Task instructions: Write out every entry exactly as it appears.

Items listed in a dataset
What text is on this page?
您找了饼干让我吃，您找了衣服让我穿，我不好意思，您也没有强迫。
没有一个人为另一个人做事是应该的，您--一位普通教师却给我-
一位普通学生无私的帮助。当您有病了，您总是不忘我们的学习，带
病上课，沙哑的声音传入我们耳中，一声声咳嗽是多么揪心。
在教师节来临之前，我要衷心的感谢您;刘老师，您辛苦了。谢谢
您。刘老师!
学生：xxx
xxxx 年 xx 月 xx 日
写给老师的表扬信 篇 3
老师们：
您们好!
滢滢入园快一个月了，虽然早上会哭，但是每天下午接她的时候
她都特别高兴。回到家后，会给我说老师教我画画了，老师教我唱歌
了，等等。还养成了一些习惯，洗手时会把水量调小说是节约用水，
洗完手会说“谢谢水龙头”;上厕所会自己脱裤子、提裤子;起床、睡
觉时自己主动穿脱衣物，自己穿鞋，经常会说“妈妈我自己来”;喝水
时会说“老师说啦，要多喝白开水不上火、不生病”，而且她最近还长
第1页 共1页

Correct response:
What text is on this page?
您找了饼干让我吃，您找了衣服让我穿，我不好意思，您也没有强迫。
没有一个人为另一个人做事是应该的，您--一位普通教师却给我-
一位普通学生无私的帮助。当您有病了，您总是不忘我们的学习，带
病上课，沙哑的声音传入我们耳中，一声声咳嗽是多么揪心。
在教师节来临之前，我要衷心的感谢您;刘老师，您辛苦了。谢谢
您。刘老师!
学生：xxx
xxxx 年 xx 月 xx 日
写给老师的表扬信 篇 3
老师们：
您们好!
滢滢入园快一个月了，虽然早上会哭，但是每天下午接她的时候
她都特别高兴。回到家后，会给我说老师教我画画了，老师教我唱歌
了，等等。还养成了一些习惯，洗手时会把水量调小说是节约用水，
洗完手会说“谢谢水龙头”;上厕所会自己脱裤子、提裤子;起床、睡
觉时自己主动穿脱衣物，自己穿鞋，经常会说“妈妈我自己来”;喝水
时会说“老师说啦，要多喝白开水不上火、不生病”，而且她最近还长
第1页 共1页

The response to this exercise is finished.